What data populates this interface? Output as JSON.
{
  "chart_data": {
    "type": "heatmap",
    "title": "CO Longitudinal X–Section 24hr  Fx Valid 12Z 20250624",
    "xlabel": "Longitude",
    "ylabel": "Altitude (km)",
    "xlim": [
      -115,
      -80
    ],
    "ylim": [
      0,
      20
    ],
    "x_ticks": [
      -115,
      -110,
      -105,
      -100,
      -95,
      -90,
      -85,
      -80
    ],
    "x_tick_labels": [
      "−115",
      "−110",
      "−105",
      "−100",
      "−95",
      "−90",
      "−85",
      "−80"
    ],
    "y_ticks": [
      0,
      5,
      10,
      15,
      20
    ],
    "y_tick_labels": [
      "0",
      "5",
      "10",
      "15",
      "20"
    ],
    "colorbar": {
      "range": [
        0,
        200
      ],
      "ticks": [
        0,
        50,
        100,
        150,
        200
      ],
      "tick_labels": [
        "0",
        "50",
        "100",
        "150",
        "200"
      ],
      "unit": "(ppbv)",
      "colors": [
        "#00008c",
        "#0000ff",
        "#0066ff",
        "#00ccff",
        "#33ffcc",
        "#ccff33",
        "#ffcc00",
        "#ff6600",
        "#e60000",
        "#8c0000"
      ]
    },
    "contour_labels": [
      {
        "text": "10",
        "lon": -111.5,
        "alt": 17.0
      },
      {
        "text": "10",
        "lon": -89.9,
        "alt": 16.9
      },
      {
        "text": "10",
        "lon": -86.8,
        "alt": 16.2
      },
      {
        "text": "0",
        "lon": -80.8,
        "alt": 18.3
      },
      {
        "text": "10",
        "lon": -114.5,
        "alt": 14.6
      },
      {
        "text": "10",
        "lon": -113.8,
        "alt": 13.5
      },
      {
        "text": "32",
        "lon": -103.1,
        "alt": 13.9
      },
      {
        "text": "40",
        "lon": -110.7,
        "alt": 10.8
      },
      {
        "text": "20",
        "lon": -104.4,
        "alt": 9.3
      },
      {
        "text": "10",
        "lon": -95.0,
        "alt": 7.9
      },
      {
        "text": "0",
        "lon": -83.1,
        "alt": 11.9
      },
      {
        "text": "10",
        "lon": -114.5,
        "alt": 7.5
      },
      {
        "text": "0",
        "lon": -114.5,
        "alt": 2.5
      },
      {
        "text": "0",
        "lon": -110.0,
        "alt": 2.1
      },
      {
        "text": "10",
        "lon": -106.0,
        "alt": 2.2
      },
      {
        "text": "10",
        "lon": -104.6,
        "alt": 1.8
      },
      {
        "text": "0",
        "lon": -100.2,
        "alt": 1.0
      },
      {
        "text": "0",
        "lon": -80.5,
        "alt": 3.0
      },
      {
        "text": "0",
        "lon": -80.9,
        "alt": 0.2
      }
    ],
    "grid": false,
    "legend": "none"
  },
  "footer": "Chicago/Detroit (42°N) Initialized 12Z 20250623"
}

What to work on: Repeat each record in full; every line must match exactly.

Exercise output:
What data populates this interface? Output as JSON.
{
  "chart_data": {
    "type": "heatmap",
    "title": "CO Longitudinal X–Section 24hr  Fx Valid 12Z 20250624",
    "xlabel": "Longitude",
    "ylabel": "Altitude (km)",
    "xlim": [
      -115,
      -80
    ],
    "ylim": [
      0,
      20
    ],
    "x_ticks": [
      -115,
      -110,
      -105,
      -100,
      -95,
      -90,
      -85,
      -80
    ],
    "x_tick_labels": [
      "−115",
      "−110",
      "−105",
      "−100",
      "−95",
      "−90",
      "−85",
      "−80"
    ],
    "y_ticks": [
      0,
      5,
      10,
      15,
      20
    ],
    "y_tick_labels": [
      "0",
      "5",
      "10",
      "15",
      "20"
    ],
    "colorbar": {
      "range": [
        0,
        200
      ],
      "ticks": [
        0,
        50,
        100,
        150,
        200
      ],
      "tick_labels": [
        "0",
        "50",
        "100",
        "150",
        "200"
      ],
      "unit": "(ppbv)",
      "colors": [
        "#00008c",
        "#0000ff",
        "#0066ff",
        "#00ccff",
        "#33ffcc",
        "#ccff33",
        "#ffcc00",
        "#ff6600",
        "#e60000",
        "#8c0000"
      ]
    },
    "contour_labels": [
      {
        "text": "10",
        "lon": -111.5,
        "alt": 17.0
      },
      {
        "text": "10",
        "lon": -89.9,
        "alt": 16.9
      },
      {
        "text": "10",
        "lon": -86.8,
        "alt": 16.2
      },
      {
        "text": "0",
        "lon": -80.8,
        "alt": 18.3
      },
      {
        "text": "10",
        "lon": -114.5,
        "alt": 14.6
      },
      {
        "text": "10",
        "lon": -113.8,
        "alt": 13.5
      },
      {
        "text": "32",
        "lon": -103.1,
        "alt": 13.9
      },
      {
        "text": "40",
        "lon": -110.7,
        "alt": 10.8
      },
      {
        "text": "20",
        "lon": -104.4,
        "alt": 9.3
      },
      {
        "text": "10",
        "lon": -95.0,
        "alt": 7.9
      },
      {
        "text": "0",
        "lon": -83.1,
        "alt": 11.9
      },
      {
        "text": "10",
        "lon": -114.5,
        "alt": 7.5
      },
      {
        "text": "0",
        "lon": -114.5,
        "alt": 2.5
      },
      {
        "text": "0",
        "lon": -110.0,
        "alt": 2.1
      },
      {
        "text": "10",
        "lon": -106.0,
        "alt": 2.2
      },
      {
        "text": "10",
        "lon": -104.6,
        "alt": 1.8
      },
      {
        "text": "0",
        "lon": -100.2,
        "alt": 1.0
      },
      {
        "text": "0",
        "lon": -80.5,
        "alt": 3.0
      },
      {
        "text": "0",
        "lon": -80.9,
        "alt": 0.2
      }
    ],
    "grid": false,
    "legend": "none"
  },
  "footer": "Chicago/Detroit (42°N) Initialized 12Z 20250623"
}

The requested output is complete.